### [TASKS TO COMPLETE]
**A)** Answer these questions from the antenna page:
(i) Which kind of field does the text say influences both parallel and orthogonal conductors?
(ii) For what kind of antenna does the text say a half wave dipole's radiating resistance of 75Ω is true?
(iii) If a length of 50Ω coax greater than ¼λ shows an SWR of 1:1, what must the feed-point resistance be?
**B)** Reproduce word for word the part of the antenna page that opens with the words containing "How a ground" and closes with "uses compromise definitions.".

### [SUPPLIED TEXT]
VK5AJL Home page.Project index.Information index.




Introduction to the information on this page and scope of discussion.


How a ground plane antenna works, what it does and why the ground plane is there. (Read BASICS FIRST)


How a simple resonant dipole works, what is the difference between that and a ground plane. (Read BASICS FIRST)



There are several definitions and several ways of measuring everything. This page tries to keep things simple and uses compromise definitions.


1) For any current to occur, it must be induced by an electric or magnetic field somewhere along it's length or pushed by a potential difference between two points somewhere along it's length.

2) Magnetic field fluctuations only influence things orthogonal to it. The magnetic field fluctuations in a centre fed dipole with an orthogonal feedline are orthogonal to both.

3) Electric fields influence any conductor near it. They influence both parallel and orthogonal conductors.


Often it is said, "the (radiating) resistance of a half wave dipole is 75Ω." This is true only for a theoretical, infinitely thin, superconducting antenna such that the velocity factor is 100% and there is zero resistance in the radiating conductor. No such thing exists anywhere in the known universe as far as I am aware. Many also presume the radiating resistance of any half wave dipole is also so close to 75Ω, any difference doesn't matter. This is a totally false presumption.

It takes very little change in length to change the radiating resistance significantly. The capacitance and inductance will also change with length. As mentioned under Transmission Lines, it is impossible to terminate a 50Ω transmission line with anything other than a 50Ω resistor without creating reactance. If you have a length of 50Ω coax greater than ¼λ and the SWR is 1:1, the feed-point resistance (end of the coax) can not be anything other than 50Ω resistive.

### [RECORDED DATA]
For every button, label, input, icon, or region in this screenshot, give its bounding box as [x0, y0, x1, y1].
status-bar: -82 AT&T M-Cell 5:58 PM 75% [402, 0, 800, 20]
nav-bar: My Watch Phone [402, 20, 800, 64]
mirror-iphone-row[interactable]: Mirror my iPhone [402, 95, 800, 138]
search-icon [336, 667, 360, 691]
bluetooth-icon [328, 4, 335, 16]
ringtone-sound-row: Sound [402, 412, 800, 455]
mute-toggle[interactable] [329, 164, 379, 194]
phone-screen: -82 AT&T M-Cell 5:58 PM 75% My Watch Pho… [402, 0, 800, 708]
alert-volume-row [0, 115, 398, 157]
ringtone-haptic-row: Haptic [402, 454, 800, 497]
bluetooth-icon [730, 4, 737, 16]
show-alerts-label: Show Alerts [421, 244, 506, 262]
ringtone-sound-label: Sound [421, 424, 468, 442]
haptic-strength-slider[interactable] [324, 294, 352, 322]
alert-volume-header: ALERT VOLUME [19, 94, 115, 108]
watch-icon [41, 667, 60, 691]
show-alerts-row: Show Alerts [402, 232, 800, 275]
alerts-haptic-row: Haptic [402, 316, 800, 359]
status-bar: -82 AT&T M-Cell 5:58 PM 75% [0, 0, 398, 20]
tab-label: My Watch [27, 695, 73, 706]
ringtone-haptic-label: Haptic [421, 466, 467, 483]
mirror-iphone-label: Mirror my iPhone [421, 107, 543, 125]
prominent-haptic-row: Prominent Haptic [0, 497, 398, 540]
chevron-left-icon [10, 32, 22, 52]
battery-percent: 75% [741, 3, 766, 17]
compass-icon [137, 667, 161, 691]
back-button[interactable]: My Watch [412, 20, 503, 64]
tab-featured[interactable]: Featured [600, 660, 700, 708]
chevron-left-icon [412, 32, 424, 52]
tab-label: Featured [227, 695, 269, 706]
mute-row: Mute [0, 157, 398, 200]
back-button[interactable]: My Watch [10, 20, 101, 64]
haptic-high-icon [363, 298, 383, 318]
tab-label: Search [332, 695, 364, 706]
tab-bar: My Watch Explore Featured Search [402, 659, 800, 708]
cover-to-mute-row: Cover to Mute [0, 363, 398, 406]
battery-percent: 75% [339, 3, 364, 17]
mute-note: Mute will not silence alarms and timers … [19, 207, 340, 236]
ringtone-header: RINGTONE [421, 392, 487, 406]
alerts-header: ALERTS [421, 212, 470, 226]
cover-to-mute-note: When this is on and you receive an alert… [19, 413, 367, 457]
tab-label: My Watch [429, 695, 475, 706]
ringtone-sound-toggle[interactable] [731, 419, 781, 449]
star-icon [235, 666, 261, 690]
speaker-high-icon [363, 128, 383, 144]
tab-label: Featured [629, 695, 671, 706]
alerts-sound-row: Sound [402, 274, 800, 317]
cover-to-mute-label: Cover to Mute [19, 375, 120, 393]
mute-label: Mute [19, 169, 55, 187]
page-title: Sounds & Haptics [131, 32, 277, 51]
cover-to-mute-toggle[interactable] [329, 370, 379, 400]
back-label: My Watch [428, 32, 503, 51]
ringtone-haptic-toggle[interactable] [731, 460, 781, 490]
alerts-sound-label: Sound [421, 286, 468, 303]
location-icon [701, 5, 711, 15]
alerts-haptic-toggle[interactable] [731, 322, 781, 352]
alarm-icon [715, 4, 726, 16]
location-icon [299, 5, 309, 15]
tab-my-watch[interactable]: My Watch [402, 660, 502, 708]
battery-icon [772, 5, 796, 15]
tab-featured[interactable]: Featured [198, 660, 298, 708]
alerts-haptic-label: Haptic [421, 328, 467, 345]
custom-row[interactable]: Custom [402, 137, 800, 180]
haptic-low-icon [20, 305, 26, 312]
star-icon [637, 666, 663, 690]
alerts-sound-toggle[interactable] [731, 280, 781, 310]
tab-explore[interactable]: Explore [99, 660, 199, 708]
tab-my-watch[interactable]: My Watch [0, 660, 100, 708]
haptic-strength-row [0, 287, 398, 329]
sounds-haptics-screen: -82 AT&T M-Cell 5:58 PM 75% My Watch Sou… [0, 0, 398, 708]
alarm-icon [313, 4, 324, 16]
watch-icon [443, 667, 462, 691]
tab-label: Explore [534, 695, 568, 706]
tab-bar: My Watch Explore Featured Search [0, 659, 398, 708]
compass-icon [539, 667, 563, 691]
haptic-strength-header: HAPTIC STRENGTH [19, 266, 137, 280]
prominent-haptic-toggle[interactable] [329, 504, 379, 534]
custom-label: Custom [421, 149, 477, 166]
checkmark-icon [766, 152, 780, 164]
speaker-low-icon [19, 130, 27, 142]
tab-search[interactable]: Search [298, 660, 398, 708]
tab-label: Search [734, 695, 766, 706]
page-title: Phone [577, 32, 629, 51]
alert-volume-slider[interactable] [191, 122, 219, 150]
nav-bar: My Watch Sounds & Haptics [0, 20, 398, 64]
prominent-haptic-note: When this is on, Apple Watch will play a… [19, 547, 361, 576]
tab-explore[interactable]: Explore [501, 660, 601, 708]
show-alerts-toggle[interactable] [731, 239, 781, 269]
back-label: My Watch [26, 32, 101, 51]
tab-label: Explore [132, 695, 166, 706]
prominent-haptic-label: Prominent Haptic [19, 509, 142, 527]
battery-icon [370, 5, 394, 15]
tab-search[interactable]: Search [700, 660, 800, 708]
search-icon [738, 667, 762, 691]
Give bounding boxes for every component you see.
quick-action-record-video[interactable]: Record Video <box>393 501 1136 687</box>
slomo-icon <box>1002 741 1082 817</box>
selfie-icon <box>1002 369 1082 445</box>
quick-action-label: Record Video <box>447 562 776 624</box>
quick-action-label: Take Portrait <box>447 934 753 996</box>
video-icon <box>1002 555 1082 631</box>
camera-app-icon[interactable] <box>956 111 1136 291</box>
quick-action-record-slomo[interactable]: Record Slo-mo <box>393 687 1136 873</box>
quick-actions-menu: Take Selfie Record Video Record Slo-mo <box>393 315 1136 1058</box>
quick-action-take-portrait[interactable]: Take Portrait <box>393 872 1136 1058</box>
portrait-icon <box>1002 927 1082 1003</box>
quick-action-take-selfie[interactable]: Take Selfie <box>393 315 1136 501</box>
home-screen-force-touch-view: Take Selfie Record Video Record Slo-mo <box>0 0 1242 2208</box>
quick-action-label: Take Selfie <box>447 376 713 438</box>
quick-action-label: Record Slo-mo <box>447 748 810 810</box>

### [WORKED ANSWERS]
**A)**
(i) Electric fields.
(ii) A theoretical, infinitely thin, superconducting antenna with a velocity factor of 100% and zero resistance in the radiating conductor.
(iii) 50Ω resistive.

**B)**
How a ground plane antenna works, what it does and why the ground plane is there. (Read BASICS FIRST)


How a simple resonant dipole works, what is the difference between that and a ground plane. (Read BASICS FIRST)



There are several definitions and several ways of measuring everything. This page tries to keep things simple and uses compromise definitions.